**STATED TASK**:
Copy each line holding the string "frac".

= = = = =

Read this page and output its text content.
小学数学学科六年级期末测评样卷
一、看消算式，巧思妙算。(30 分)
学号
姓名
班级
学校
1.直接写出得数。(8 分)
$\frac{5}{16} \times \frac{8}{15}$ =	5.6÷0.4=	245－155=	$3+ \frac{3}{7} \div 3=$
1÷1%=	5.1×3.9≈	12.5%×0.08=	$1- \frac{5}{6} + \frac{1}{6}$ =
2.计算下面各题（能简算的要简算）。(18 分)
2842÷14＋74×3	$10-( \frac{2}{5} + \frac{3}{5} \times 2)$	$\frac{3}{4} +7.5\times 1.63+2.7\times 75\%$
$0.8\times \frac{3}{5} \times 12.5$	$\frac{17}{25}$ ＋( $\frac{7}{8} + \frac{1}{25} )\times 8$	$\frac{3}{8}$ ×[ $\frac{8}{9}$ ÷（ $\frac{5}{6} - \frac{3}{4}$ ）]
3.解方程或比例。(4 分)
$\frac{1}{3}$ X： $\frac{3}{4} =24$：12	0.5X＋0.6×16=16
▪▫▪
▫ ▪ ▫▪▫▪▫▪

= = = = =

**EXERCISE ANSWER**:
$\frac{5}{16} \times \frac{8}{15}$ =	5.6÷0.4=	245－155=	$3+ \frac{3}{7} \div 3=$
1÷1%=	5.1×3.9≈	12.5%×0.08=	$1- \frac{5}{6} + \frac{1}{6}$ =
2842÷14＋74×3	$10-( \frac{2}{5} + \frac{3}{5} \times 2)$	$\frac{3}{4} +7.5\times 1.63+2.7\times 75\%$
$0.8\times \frac{3}{5} \times 12.5$	$\frac{17}{25}$ ＋( $\frac{7}{8} + \frac{1}{25} )\times 8$	$\frac{3}{8}$ ×[ $\frac{8}{9}$ ÷（ $\frac{5}{6} - \frac{3}{4}$ ）]
$\frac{1}{3}$ X： $\frac{3}{4} =24$：12	0.5X＋0.6×16=16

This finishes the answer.